### Items
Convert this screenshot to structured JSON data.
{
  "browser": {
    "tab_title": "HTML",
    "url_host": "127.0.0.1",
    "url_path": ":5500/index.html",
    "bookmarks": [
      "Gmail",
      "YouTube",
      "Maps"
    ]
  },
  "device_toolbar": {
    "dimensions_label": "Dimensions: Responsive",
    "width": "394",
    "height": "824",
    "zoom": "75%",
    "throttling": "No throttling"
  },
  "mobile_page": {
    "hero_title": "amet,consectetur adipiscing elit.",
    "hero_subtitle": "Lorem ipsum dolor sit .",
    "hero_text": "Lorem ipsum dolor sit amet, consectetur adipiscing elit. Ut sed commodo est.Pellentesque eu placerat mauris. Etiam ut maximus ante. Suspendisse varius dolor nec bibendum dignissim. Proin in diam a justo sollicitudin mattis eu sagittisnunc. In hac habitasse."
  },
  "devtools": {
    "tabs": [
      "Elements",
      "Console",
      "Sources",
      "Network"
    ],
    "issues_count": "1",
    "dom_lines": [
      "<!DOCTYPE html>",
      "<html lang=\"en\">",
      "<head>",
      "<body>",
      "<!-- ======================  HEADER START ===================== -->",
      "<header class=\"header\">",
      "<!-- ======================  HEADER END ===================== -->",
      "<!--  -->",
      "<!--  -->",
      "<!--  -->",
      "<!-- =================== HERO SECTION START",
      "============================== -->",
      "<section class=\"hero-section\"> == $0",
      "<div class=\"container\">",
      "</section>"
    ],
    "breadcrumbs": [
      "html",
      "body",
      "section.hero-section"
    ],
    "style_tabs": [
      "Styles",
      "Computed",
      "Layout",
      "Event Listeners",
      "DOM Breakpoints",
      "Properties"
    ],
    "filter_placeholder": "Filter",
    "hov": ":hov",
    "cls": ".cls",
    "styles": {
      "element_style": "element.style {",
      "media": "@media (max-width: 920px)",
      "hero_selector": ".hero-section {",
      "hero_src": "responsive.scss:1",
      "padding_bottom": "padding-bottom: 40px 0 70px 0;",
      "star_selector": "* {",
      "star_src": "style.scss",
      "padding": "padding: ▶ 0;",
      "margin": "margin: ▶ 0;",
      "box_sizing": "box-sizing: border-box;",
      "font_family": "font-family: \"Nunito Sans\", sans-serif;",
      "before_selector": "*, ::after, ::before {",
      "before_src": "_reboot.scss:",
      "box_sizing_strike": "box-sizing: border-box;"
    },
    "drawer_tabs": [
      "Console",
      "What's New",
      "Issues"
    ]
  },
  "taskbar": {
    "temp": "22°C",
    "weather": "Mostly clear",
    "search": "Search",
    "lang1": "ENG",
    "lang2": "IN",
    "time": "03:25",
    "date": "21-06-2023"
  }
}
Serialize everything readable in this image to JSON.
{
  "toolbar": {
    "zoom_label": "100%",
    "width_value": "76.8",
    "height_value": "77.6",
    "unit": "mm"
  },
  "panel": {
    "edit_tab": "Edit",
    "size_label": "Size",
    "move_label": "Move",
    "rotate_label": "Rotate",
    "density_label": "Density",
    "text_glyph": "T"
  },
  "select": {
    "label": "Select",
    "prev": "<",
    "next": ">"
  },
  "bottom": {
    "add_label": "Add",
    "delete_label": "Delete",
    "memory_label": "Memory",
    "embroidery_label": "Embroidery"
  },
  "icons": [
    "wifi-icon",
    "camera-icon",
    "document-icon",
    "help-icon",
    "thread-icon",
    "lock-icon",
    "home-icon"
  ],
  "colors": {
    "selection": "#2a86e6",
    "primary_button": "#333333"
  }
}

### Written problem
How many lines in the listing above contain the string "padding"? Answer with the number only.

### Task answer
2